Items from a dataset
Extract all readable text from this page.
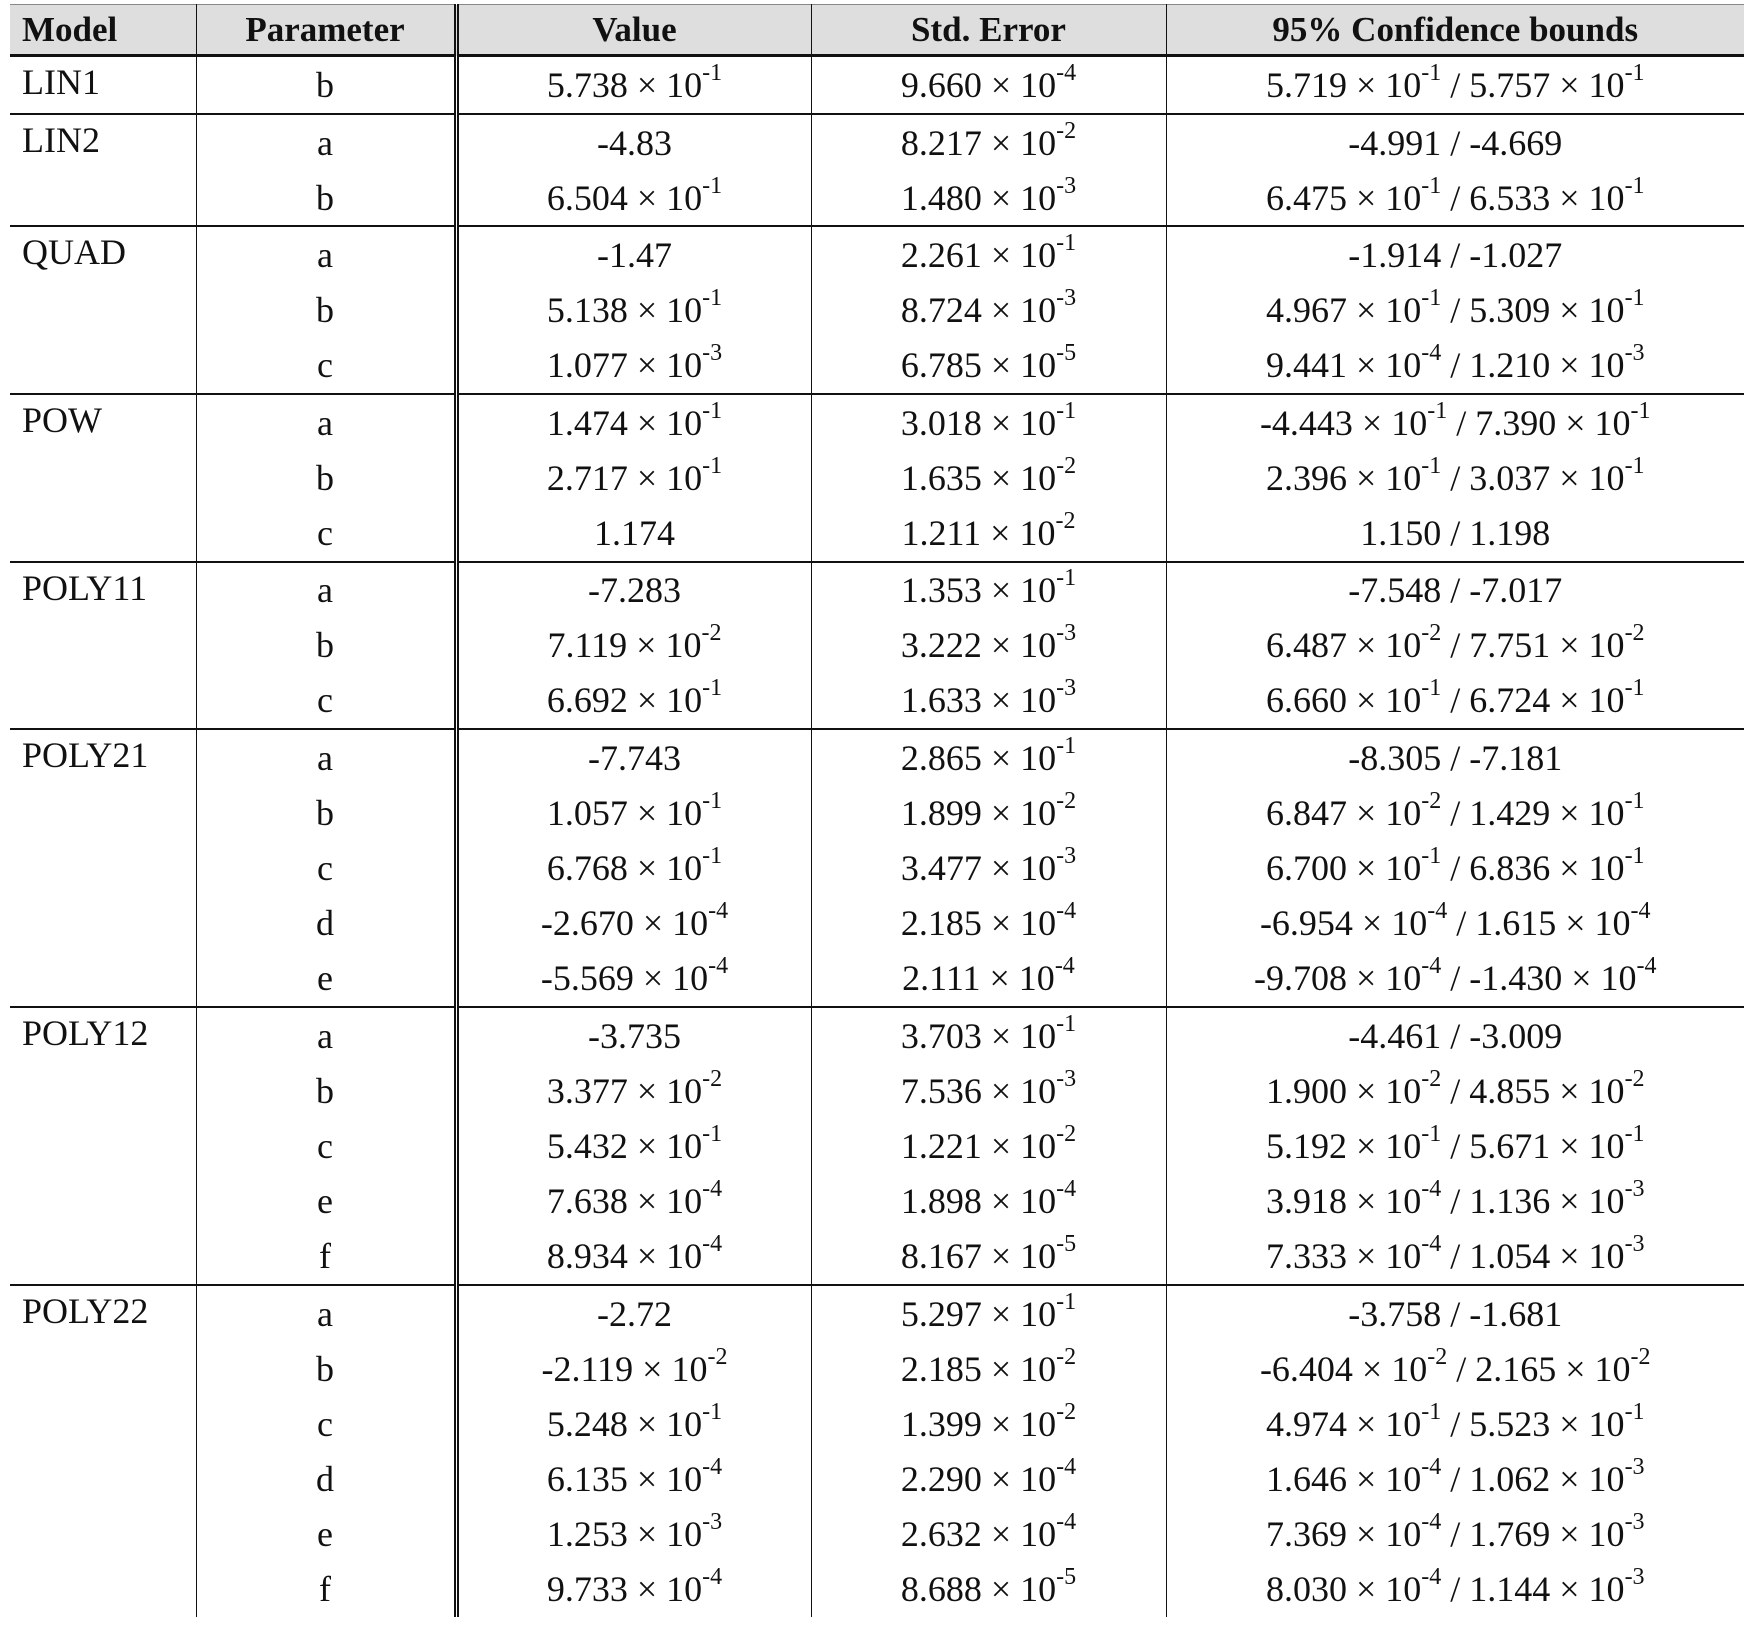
Model	Parameter	Value	Std. Error	95% Confidence bounds
LIN1	b	$5.738 \times 10^{-1}$	$9.660 \times 10^{-4}$	$5.719 \times 10^{-1} / 5.757 \times 10^{-1}$
LIN2	a	-4.83	$8.217 \times 10^{-2}$	-4.991 / -4.669
	b	$6.504 \times 10^{-1}$	$1.480 \times 10^{-3}$	$6.475 \times 10^{-1} / 6.533 \times 10^{-1}$
QUAD	a	-1.47	$2.261 \times 10^{-1}$	-1.914 / -1.027
	b	$5.138 \times 10^{-1}$	$8.724 \times 10^{-3}$	$4.967 \times 10^{-1} / 5.309 \times 10^{-1}$
	c	$1.077 \times 10^{-3}$	$6.785 \times 10^{-5}$	$9.441 \times 10^{-4} / 1.210 \times 10^{-3}$
POW	a	$1.474 \times 10^{-1}$	$3.018 \times 10^{-1}$	$-4.443 \times 10^{-1} / 7.390 \times 10^{-1}$
	b	$2.717 \times 10^{-1}$	$1.635 \times 10^{-2}$	$2.396 \times 10^{-1} / 3.037 \times 10^{-1}$
	c	1.174	$1.211 \times 10^{-2}$	1.150 / 1.198
POLY11	a	-7.283	$1.353 \times 10^{-1}$	-7.548 / -7.017
	b	$7.119 \times 10^{-2}$	$3.222 \times 10^{-3}$	$6.487 \times 10^{-2} / 7.751 \times 10^{-2}$
	c	$6.692 \times 10^{-1}$	$1.633 \times 10^{-3}$	$6.660 \times 10^{-1} / 6.724 \times 10^{-1}$
POLY21	a	-7.743	$2.865 \times 10^{-1}$	-8.305 / -7.181
	b	$1.057 \times 10^{-1}$	$1.899 \times 10^{-2}$	$6.847 \times 10^{-2} / 1.429 \times 10^{-1}$
	c	$6.768 \times 10^{-1}$	$3.477 \times 10^{-3}$	$6.700 \times 10^{-1} / 6.836 \times 10^{-1}$
	d	$-2.670 \times 10^{-4}$	$2.185 \times 10^{-4}$	$-6.954 \times 10^{-4} / 1.615 \times 10^{-4}$
	e	$-5.569 \times 10^{-4}$	$2.111 \times 10^{-4}$	$-9.708 \times 10^{-4} / -1.430 \times 10^{-4}$
POLY12	a	-3.735	$3.703 \times 10^{-1}$	-4.461 / -3.009
	b	$3.377 \times 10^{-2}$	$7.536 \times 10^{-3}$	$1.900 \times 10^{-2} / 4.855 \times 10^{-2}$
	c	$5.432 \times 10^{-1}$	$1.221 \times 10^{-2}$	$5.192 \times 10^{-1} / 5.671 \times 10^{-1}$
	e	$7.638 \times 10^{-4}$	$1.898 \times 10^{-4}$	$3.918 \times 10^{-4} / 1.136 \times 10^{-3}$
	f	$8.934 \times 10^{-4}$	$8.167 \times 10^{-5}$	$7.333 \times 10^{-4} / 1.054 \times 10^{-3}$
POLY22	a	-2.72	$5.297 \times 10^{-1}$	-3.758 / -1.681
	b	$-2.119 \times 10^{-2}$	$2.185 \times 10^{-2}$	$-6.404 \times 10^{-2} / 2.165 \times 10^{-2}$
	c	$5.248 \times 10^{-1}$	$1.399 \times 10^{-2}$	$4.974 \times 10^{-1} / 5.523 \times 10^{-1}$
	d	$6.135 \times 10^{-4}$	$2.290 \times 10^{-4}$	$1.646 \times 10^{-4} / 1.062 \times 10^{-3}$
	e	$1.253 \times 10^{-3}$	$2.632 \times 10^{-4}$	$7.369 \times 10^{-4} / 1.769 \times 10^{-3}$
	f	$9.733 \times 10^{-4}$	$8.688 \times 10^{-5}$	$8.030 \times 10^{-4} / 1.144 \times 10^{-3}$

_Exercise prompt:_
Return the listing above unchanged, apart from dropping its pictures.

_Expected answer:_
Extract all readable text from this page.
Model	Parameter	Value	Std. Error	95% Confidence bounds
LIN1	b	$5.738 \times 10^{-1}$	$9.660 \times 10^{-4}$	$5.719 \times 10^{-1} / 5.757 \times 10^{-1}$
LIN2	a	-4.83	$8.217 \times 10^{-2}$	-4.991 / -4.669
	b	$6.504 \times 10^{-1}$	$1.480 \times 10^{-3}$	$6.475 \times 10^{-1} / 6.533 \times 10^{-1}$
QUAD	a	-1.47	$2.261 \times 10^{-1}$	-1.914 / -1.027
	b	$5.138 \times 10^{-1}$	$8.724 \times 10^{-3}$	$4.967 \times 10^{-1} / 5.309 \times 10^{-1}$
	c	$1.077 \times 10^{-3}$	$6.785 \times 10^{-5}$	$9.441 \times 10^{-4} / 1.210 \times 10^{-3}$
POW	a	$1.474 \times 10^{-1}$	$3.018 \times 10^{-1}$	$-4.443 \times 10^{-1} / 7.390 \times 10^{-1}$
	b	$2.717 \times 10^{-1}$	$1.635 \times 10^{-2}$	$2.396 \times 10^{-1} / 3.037 \times 10^{-1}$
	c	1.174	$1.211 \times 10^{-2}$	1.150 / 1.198
POLY11	a	-7.283	$1.353 \times 10^{-1}$	-7.548 / -7.017
	b	$7.119 \times 10^{-2}$	$3.222 \times 10^{-3}$	$6.487 \times 10^{-2} / 7.751 \times 10^{-2}$
	c	$6.692 \times 10^{-1}$	$1.633 \times 10^{-3}$	$6.660 \times 10^{-1} / 6.724 \times 10^{-1}$
POLY21	a	-7.743	$2.865 \times 10^{-1}$	-8.305 / -7.181
	b	$1.057 \times 10^{-1}$	$1.899 \times 10^{-2}$	$6.847 \times 10^{-2} / 1.429 \times 10^{-1}$
	c	$6.768 \times 10^{-1}$	$3.477 \times 10^{-3}$	$6.700 \times 10^{-1} / 6.836 \times 10^{-1}$
	d	$-2.670 \times 10^{-4}$	$2.185 \times 10^{-4}$	$-6.954 \times 10^{-4} / 1.615 \times 10^{-4}$
	e	$-5.569 \times 10^{-4}$	$2.111 \times 10^{-4}$	$-9.708 \times 10^{-4} / -1.430 \times 10^{-4}$
POLY12	a	-3.735	$3.703 \times 10^{-1}$	-4.461 / -3.009
	b	$3.377 \times 10^{-2}$	$7.536 \times 10^{-3}$	$1.900 \times 10^{-2} / 4.855 \times 10^{-2}$
	c	$5.432 \times 10^{-1}$	$1.221 \times 10^{-2}$	$5.192 \times 10^{-1} / 5.671 \times 10^{-1}$
	e	$7.638 \times 10^{-4}$	$1.898 \times 10^{-4}$	$3.918 \times 10^{-4} / 1.136 \times 10^{-3}$
	f	$8.934 \times 10^{-4}$	$8.167 \times 10^{-5}$	$7.333 \times 10^{-4} / 1.054 \times 10^{-3}$
POLY22	a	-2.72	$5.297 \times 10^{-1}$	-3.758 / -1.681
	b	$-2.119 \times 10^{-2}$	$2.185 \times 10^{-2}$	$-6.404 \times 10^{-2} / 2.165 \times 10^{-2}$
	c	$5.248 \times 10^{-1}$	$1.399 \times 10^{-2}$	$4.974 \times 10^{-1} / 5.523 \times 10^{-1}$
	d	$6.135 \times 10^{-4}$	$2.290 \times 10^{-4}$	$1.646 \times 10^{-4} / 1.062 \times 10^{-3}$
	e	$1.253 \times 10^{-3}$	$2.632 \times 10^{-4}$	$7.369 \times 10^{-4} / 1.769 \times 10^{-3}$
	f	$9.733 \times 10^{-4}$	$8.688 \times 10^{-5}$	$8.030 \times 10^{-4} / 1.144 \times 10^{-3}$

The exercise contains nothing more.